3  DESCRIBING, EXPLORING, and COMPUTING DATA

Author

Jerome Goddard II

r-function Description
mean(x) Calculate the mean of vector x
median(x) Calculate the median of vector x
Mode(x) Calculate the mode of vector x. Need to install the package DescTools
max(x) Calculate the maximum of vector x
min(x) Calculate the minimum of vector x
range(x) Calculate the range of vector x. range(x) returns a vector c(min(x),max(x))
sd, var Calculate the sample standard deviation, use denominator n-1. To remove a NA value, pass the argument na.rm=TRUE. To calculate a population variance \sigma^2(x), use the formula \sigma^2(x)= var(x)*(length(x)-1)/length(x), and \sigma = \sqrt{\sigma^2}.
scale(x) Convert data vector x into z-scores.
quantile(x,probs) Calculate the percentiles at the indicated probability values probs.
summary(x) Give a 5-number (min, Q1, median, mean, Q3, max) summary of the data vector x
boxplot(x) Plot the boxplot of the data vector x
hist(x) Plot histogram of the 1-D data x. Optional arguments: main: main title; xlab: x-label; ylab: y-label; col: color. Pass freq=FALSE for a relative frequency histogram.
rnorm(n,mean,sd) Generate n random values of standard normal distribution with the given mean and sd.
runif(n, min, max) Generate n uniformly distributed random values between min (inclusive) and max (inclusive).
rexp(n,r) Generate n exponentially distributed random values with rate r at which events occurs on average

3.1 Measures of center

Measures of center, such as the mean and median, provide a central value that summarizes a dataset, helping to understand its typical or central tendency, which is crucial for making data-driven decisions and drawing inferences.

3.1.1 Mean

The mean, also known as the average, is a measure of center in a dataset that calculates the sum of all values divided by the total number of values, providing a representative value for the dataset. We will employ the R command mean() to calculate the mean of several datasets.

→ **Stored data**:
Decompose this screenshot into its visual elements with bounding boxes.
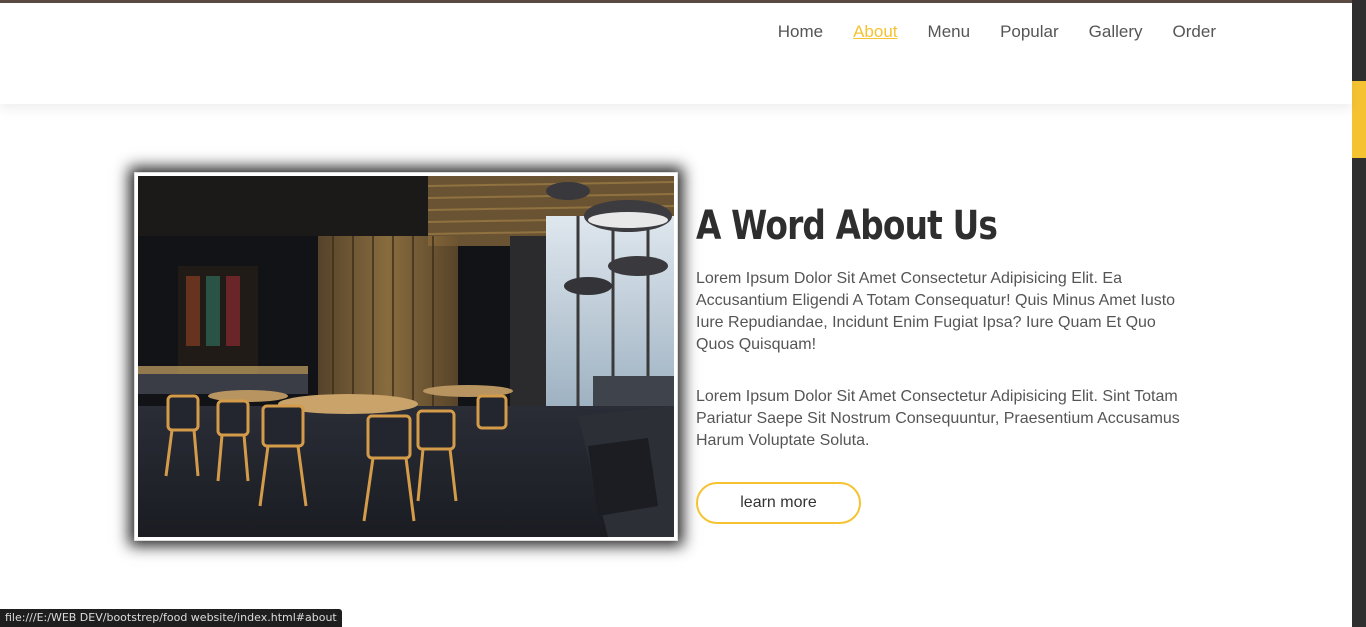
nav-link-about[interactable]: About	[853, 22, 897, 42]
about-paragraph-1: Lorem Ipsum Dolor Sit Amet Consectetur A…	[696, 270, 1176, 353]
about-section: A Word About Us Lorem Ipsum Dolor Sit Am…	[0, 104, 1352, 627]
nav-link-home[interactable]: Home	[778, 22, 823, 42]
scrollbar-track[interactable]	[1352, 0, 1366, 627]
nav-link-menu[interactable]: Menu	[928, 22, 971, 42]
learn-more-button[interactable]: learn more	[696, 482, 861, 524]
nav-link-order[interactable]: Order	[1173, 22, 1216, 42]
scrollbar-thumb[interactable]	[1352, 81, 1366, 158]
nav-links: Home About Menu Popular Gallery Order	[748, 22, 1216, 42]
about-heading: A Word About Us	[696, 203, 998, 249]
nav-link-gallery[interactable]: Gallery	[1089, 22, 1143, 42]
status-bar-url: file:///E:/WEB DEV/bootstrep/food websit…	[0, 609, 342, 627]
navbar: Home About Menu Popular Gallery Order	[0, 3, 1352, 104]
about-image-frame	[135, 173, 677, 540]
nav-link-popular[interactable]: Popular	[1000, 22, 1059, 42]
restaurant-photo	[138, 176, 674, 537]
about-paragraph-2: Lorem Ipsum Dolor Sit Amet Consectetur A…	[696, 388, 1180, 449]
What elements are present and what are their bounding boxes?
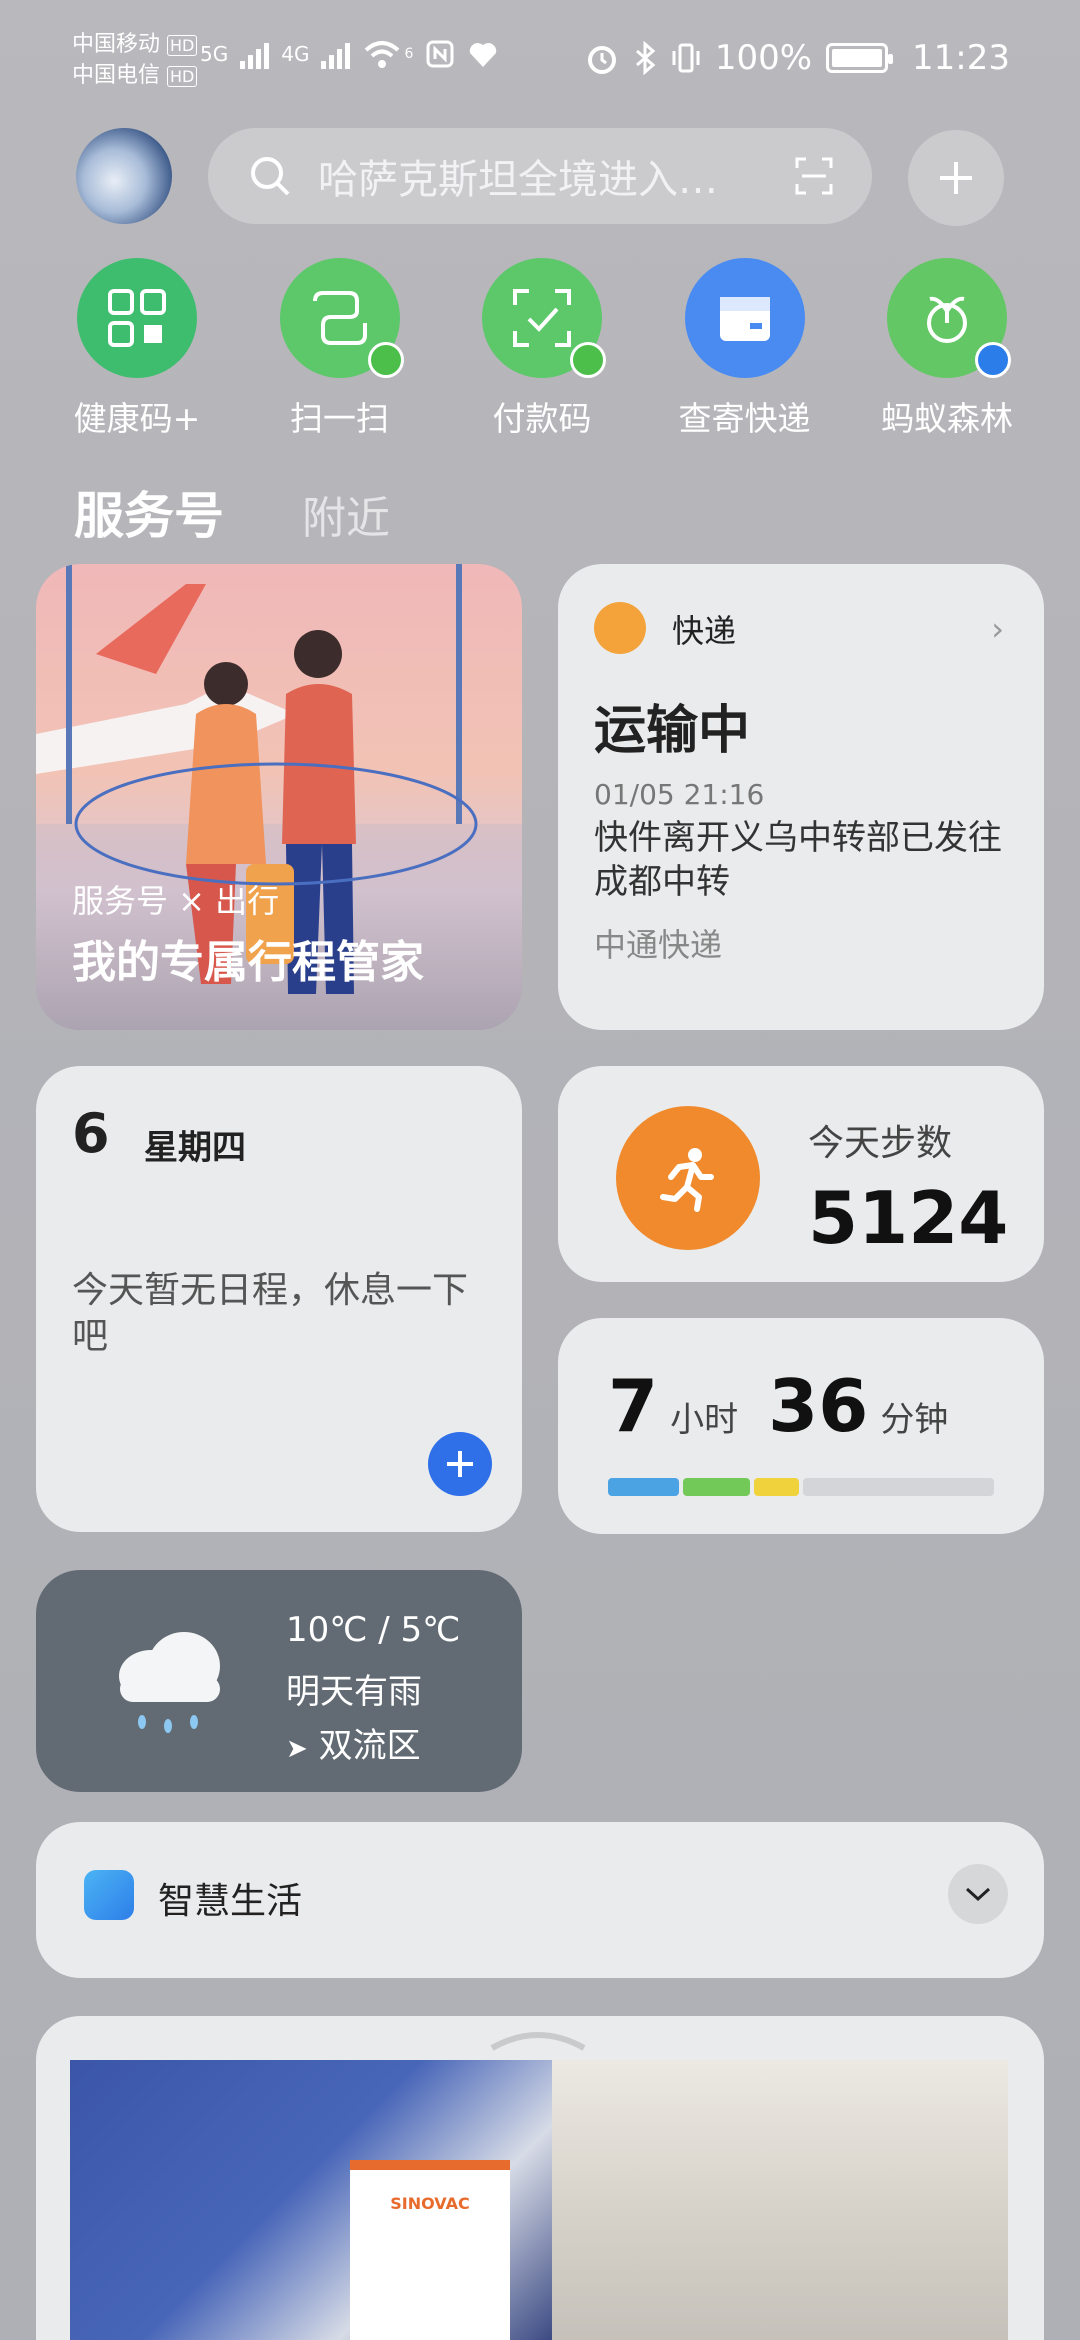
- bluetooth-icon: [635, 41, 656, 75]
- news-image-vaccine: SINOVAC: [70, 2060, 552, 2340]
- shortcut-label: 付款码: [492, 399, 592, 438]
- shortcut-label: 扫一扫: [290, 399, 389, 438]
- wechat-badge-icon: [367, 342, 404, 378]
- weather-card[interactable]: 10℃ / 5℃ 明天有雨 ➤ 双流区: [36, 1570, 522, 1792]
- battery-icon: [826, 43, 894, 73]
- smart-life-title: 智慧生活: [158, 1881, 303, 1922]
- health-code-icon: [77, 258, 197, 378]
- sinovac-label: SINOVAC: [390, 2194, 470, 2213]
- shortcut-payment-code[interactable]: 付款码: [457, 258, 627, 440]
- clock: 11:23: [912, 38, 1010, 78]
- shortcut-health-code[interactable]: 健康码+: [52, 258, 222, 440]
- carrier-info: 中国移动 HD 中国电信 HD: [72, 30, 198, 92]
- scan-icon[interactable]: [794, 156, 834, 196]
- expand-button[interactable]: [948, 1864, 1008, 1924]
- weather-condition: 明天有雨: [286, 1672, 422, 1712]
- shortcut-row: 健康码+ 扫一扫 付款码 查寄快递 蚂蚁森林: [52, 258, 1032, 440]
- express-carrier: 中通快递: [594, 926, 723, 964]
- shortcut-label: 查寄快递: [678, 399, 811, 438]
- plus-icon: [940, 162, 972, 194]
- signal-indicators: 5G 4G 6: [200, 38, 499, 70]
- wechat-badge-icon: [570, 342, 606, 378]
- sleep-hours-unit: 小时: [670, 1400, 739, 1440]
- alarm-icon: [587, 46, 616, 74]
- calendar-card[interactable]: 6 星期四 今天暂无日程，休息一下吧: [36, 1066, 522, 1532]
- express-description: 快件离开义乌中转部已发往成都中转: [594, 818, 1002, 902]
- shortcut-scan[interactable]: 扫一扫: [255, 258, 425, 440]
- shortcut-label: 健康码+: [73, 399, 201, 438]
- shortcut-ant-forest[interactable]: 蚂蚁森林: [862, 258, 1032, 440]
- battery-percent: 100%: [714, 38, 813, 78]
- add-button[interactable]: [908, 130, 1004, 226]
- alipay-badge-icon: [975, 342, 1011, 378]
- sprout-icon: [887, 258, 1011, 378]
- steps-count: 5124: [808, 1176, 1009, 1260]
- sleep-minutes: 36: [768, 1364, 869, 1448]
- sleep-stage-segment: [803, 1478, 994, 1496]
- travel-caption-top: 服务号 × 出行: [72, 882, 280, 920]
- sleep-duration: 7 小时 36 分钟: [608, 1364, 966, 1448]
- shortcut-package[interactable]: 查寄快递: [660, 258, 830, 440]
- location-arrow-icon: ➤: [286, 1734, 308, 1764]
- weather-location: ➤ 双流区: [286, 1718, 421, 1767]
- avatar[interactable]: [76, 128, 172, 224]
- sinovac-box: SINOVAC: [350, 2160, 510, 2340]
- search-input[interactable]: 哈萨克斯坦全境进入…: [318, 147, 758, 205]
- sleep-minutes-unit: 分钟: [880, 1400, 949, 1440]
- status-bar: 中国移动 HD 中国电信 HD 5G 4G 6 100% 11:23: [0, 0, 1080, 120]
- signal-bars-icon: [240, 39, 270, 69]
- travel-caption-main: 我的专属行程管家: [72, 937, 424, 988]
- sleep-stage-segment: [608, 1478, 680, 1496]
- weather-location-text: 双流区: [318, 1726, 421, 1766]
- calendar-note: 今天暂无日程，休息一下吧: [72, 1270, 469, 1357]
- steps-label: 今天步数: [808, 1123, 953, 1164]
- smart-life-icon: [84, 1870, 134, 1920]
- steps-card[interactable]: 今天步数 5124: [558, 1066, 1044, 1282]
- express-card[interactable]: 快递 › 运输中 01/05 21:16 快件离开义乌中转部已发往成都中转 中通…: [558, 564, 1044, 1030]
- smart-life-card[interactable]: 智慧生活: [36, 1822, 1044, 1978]
- express-title: 快递: [672, 612, 737, 650]
- tab-nearby[interactable]: 附近: [302, 482, 390, 546]
- sleep-stage-segment: [754, 1478, 800, 1496]
- express-app-icon: [594, 602, 646, 654]
- carrier-2: 中国电信: [72, 63, 161, 88]
- tab-service[interactable]: 服务号: [74, 476, 224, 548]
- search-bar[interactable]: 哈萨克斯坦全境进入…: [208, 128, 872, 224]
- signal-bars-icon: [321, 39, 351, 69]
- travel-card[interactable]: 服务号 × 出行 我的专属行程管家: [36, 564, 522, 1030]
- weather-temp: 10℃ / 5℃: [286, 1610, 461, 1650]
- chevron-down-icon: [965, 1887, 991, 1902]
- calendar-weekday: 星期四: [144, 1128, 246, 1168]
- calendar-day: 6: [72, 1102, 110, 1165]
- sleep-stage-segment: [683, 1478, 751, 1496]
- payment-code-icon: [482, 258, 606, 378]
- vibrate-icon: [672, 43, 700, 73]
- sleep-stage-bar: [608, 1478, 994, 1496]
- wifi-gen-label: 6: [404, 46, 414, 62]
- running-icon: [616, 1106, 760, 1250]
- sleep-hours: 7: [608, 1364, 659, 1448]
- news-card[interactable]: SINOVAC: [36, 2016, 1044, 2340]
- add-event-button[interactable]: [428, 1432, 492, 1496]
- net-4g-label: 4G: [281, 42, 310, 66]
- net-5g-label: 5G: [200, 42, 229, 66]
- carrier-1: 中国移动: [72, 32, 161, 57]
- package-icon: [684, 258, 805, 378]
- search-icon: [251, 157, 290, 196]
- nfc-icon: [426, 40, 454, 68]
- scan-icon: [279, 258, 404, 378]
- sleep-card[interactable]: 7 小时 36 分钟: [558, 1318, 1044, 1534]
- news-image-boxes: [552, 2060, 1008, 2340]
- express-time: 01/05 21:16: [594, 778, 765, 811]
- status-right: 100% 11:23: [585, 38, 1010, 78]
- wifi-icon: [365, 41, 400, 68]
- rain-cloud-icon: [119, 1632, 220, 1733]
- plus-icon: [447, 1451, 473, 1477]
- health-heart-icon: [470, 43, 497, 67]
- drag-handle-icon[interactable]: [488, 2028, 588, 2052]
- shortcut-label: 蚂蚁森林: [881, 399, 1013, 438]
- chevron-right-icon[interactable]: ›: [991, 610, 1004, 648]
- express-status: 运输中: [594, 701, 751, 761]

→ **What is needed**:
Reproduce the part of the page on describing data that begins at the words "Jerome Goddard II" and stops after "probability values probs.", putting "numeric vector" wherever "data vector" appears.

→ **Exercise output**:
Jerome Goddard II

r-function Description
mean(x) Calculate the mean of vector x
median(x) Calculate the median of vector x
Mode(x) Calculate the mode of vector x. Need to install the package DescTools
max(x) Calculate the maximum of vector x
min(x) Calculate the minimum of vector x
range(x) Calculate the range of vector x. range(x) returns a vector c(min(x),max(x))
sd, var Calculate the sample standard deviation, use denominator n-1. To remove a NA value, pass the argument na.rm=TRUE. To calculate a population variance \sigma^2(x), use the formula \sigma^2(x)= var(x)*(length(x)-1)/length(x), and \sigma = \sqrt{\sigma^2}.
scale(x) Convert numeric vector x into z-scores.
quantile(x,probs) Calculate the percentiles at the indicated probability values probs.